What you will do: Using the data below, gather each line that includes the word "this".

::: Entries supplied :::

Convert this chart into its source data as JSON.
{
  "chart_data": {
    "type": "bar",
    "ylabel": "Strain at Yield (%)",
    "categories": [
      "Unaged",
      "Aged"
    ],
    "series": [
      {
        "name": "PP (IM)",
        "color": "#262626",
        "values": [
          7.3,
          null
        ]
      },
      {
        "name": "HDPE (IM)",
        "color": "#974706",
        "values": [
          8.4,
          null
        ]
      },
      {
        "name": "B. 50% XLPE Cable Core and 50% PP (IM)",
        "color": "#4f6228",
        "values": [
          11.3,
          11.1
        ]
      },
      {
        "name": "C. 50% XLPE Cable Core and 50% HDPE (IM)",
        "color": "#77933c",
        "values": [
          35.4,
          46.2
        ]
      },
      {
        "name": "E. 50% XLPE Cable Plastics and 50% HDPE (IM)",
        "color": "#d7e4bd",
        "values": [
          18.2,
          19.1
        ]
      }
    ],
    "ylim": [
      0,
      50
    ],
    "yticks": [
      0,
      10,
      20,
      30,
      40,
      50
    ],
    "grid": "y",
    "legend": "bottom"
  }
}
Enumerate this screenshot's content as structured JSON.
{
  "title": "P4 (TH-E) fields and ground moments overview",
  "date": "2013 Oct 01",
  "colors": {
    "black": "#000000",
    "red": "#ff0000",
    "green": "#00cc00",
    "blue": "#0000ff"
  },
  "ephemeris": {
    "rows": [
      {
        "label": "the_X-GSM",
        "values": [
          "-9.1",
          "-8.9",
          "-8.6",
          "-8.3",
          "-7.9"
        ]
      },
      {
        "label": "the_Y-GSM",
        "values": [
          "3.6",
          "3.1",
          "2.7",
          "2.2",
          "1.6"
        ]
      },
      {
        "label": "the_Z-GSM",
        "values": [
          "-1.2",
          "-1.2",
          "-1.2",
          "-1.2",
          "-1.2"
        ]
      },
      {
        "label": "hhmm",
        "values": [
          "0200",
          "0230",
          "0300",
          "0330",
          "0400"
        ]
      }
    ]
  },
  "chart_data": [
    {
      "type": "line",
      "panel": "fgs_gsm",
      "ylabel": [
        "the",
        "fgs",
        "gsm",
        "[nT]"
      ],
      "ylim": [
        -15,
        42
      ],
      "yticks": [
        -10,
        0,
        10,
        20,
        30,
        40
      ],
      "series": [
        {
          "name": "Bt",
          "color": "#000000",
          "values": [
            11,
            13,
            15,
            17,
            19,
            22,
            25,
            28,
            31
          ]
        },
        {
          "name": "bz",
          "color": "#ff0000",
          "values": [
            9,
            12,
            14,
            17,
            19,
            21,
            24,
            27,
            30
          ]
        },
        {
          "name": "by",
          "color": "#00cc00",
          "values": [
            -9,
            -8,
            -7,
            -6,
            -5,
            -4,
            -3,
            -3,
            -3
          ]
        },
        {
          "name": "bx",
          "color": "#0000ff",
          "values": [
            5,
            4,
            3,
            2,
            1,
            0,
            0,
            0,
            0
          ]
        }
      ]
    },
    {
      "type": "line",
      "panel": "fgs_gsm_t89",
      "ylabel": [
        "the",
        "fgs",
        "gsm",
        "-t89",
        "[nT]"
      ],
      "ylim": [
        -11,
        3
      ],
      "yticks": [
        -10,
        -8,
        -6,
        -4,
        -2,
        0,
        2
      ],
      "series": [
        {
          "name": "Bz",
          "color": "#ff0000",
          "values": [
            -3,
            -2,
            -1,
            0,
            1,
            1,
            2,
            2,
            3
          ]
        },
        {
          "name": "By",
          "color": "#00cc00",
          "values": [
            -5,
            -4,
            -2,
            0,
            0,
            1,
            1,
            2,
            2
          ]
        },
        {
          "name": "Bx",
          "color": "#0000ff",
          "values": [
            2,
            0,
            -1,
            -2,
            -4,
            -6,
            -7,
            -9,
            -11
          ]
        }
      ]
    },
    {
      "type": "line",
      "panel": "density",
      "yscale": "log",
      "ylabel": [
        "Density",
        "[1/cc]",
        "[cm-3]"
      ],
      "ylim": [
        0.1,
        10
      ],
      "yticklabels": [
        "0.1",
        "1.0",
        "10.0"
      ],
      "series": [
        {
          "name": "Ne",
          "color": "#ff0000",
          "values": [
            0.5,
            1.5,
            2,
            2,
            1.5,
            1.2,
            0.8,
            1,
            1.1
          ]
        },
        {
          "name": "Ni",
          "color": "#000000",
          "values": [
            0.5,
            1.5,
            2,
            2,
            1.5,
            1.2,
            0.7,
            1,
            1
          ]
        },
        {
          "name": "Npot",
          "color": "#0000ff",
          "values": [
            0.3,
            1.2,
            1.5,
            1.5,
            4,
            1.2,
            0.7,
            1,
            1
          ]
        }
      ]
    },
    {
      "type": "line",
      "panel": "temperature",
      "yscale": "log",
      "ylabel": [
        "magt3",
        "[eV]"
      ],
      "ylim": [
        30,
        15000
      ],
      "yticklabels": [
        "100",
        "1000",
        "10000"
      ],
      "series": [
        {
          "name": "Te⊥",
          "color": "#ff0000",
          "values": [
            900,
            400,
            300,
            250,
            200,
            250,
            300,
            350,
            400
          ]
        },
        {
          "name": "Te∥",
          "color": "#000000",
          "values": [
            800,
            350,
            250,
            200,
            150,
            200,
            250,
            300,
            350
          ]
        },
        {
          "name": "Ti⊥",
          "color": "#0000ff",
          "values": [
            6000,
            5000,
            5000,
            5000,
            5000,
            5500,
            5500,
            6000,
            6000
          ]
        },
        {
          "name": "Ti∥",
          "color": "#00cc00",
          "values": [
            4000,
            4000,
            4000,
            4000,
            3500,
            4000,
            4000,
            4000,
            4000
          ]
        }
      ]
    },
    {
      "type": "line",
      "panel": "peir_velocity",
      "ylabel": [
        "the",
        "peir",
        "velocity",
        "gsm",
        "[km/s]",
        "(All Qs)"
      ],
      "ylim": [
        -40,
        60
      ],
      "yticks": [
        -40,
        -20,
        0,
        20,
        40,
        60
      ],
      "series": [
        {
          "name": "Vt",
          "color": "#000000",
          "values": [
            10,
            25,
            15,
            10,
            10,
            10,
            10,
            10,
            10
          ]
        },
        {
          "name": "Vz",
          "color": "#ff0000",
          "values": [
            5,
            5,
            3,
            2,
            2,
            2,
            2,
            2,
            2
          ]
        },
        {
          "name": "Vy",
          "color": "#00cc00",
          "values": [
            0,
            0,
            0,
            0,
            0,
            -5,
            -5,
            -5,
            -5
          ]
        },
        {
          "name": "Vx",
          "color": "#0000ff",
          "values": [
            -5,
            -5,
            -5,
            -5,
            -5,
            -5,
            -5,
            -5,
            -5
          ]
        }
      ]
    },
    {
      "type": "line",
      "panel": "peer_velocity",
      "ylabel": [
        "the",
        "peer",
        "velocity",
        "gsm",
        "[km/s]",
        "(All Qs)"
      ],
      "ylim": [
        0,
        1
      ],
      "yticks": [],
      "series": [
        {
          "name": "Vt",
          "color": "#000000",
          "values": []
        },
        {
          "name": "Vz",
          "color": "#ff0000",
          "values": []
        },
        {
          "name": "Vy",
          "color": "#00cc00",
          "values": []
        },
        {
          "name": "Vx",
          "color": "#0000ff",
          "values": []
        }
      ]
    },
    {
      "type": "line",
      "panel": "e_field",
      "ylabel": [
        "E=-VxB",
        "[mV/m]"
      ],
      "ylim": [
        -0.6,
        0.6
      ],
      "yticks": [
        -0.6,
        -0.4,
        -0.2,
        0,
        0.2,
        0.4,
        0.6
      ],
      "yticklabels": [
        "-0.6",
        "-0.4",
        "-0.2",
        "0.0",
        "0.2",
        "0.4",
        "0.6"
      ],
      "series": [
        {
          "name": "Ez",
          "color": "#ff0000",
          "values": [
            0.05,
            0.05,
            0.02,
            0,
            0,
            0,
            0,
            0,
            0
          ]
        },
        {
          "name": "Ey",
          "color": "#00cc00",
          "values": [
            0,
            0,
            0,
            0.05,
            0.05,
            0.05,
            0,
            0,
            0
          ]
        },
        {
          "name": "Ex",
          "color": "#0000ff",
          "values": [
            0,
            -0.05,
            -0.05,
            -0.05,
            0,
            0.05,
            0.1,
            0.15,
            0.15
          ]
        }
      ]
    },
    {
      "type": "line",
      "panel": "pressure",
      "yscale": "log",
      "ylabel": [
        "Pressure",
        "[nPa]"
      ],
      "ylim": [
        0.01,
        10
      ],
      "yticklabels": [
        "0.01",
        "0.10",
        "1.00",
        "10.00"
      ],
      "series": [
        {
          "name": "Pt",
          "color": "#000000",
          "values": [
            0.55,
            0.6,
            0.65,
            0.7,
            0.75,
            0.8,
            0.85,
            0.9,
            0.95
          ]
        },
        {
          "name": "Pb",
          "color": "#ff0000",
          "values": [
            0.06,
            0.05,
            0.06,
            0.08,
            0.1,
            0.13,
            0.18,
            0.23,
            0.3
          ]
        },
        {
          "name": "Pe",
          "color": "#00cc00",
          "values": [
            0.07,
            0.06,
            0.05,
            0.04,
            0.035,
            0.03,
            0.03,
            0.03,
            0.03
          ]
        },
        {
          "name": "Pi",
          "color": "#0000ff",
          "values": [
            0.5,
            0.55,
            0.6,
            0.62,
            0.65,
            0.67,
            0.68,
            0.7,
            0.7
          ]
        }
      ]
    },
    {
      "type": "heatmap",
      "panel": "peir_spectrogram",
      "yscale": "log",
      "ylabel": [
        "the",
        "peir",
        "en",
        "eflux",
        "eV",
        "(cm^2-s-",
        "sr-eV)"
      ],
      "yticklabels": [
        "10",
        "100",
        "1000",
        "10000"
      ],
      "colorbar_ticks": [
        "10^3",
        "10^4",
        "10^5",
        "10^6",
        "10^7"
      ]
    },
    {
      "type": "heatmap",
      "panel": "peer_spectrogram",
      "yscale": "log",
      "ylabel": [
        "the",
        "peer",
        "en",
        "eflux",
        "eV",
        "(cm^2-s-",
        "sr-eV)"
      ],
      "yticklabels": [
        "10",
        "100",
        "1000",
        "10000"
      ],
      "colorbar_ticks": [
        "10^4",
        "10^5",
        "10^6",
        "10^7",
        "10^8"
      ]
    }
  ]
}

:::

Exercise solution:
Convert this chart into its source data as JSON.
Enumerate this screenshot's content as structured JSON.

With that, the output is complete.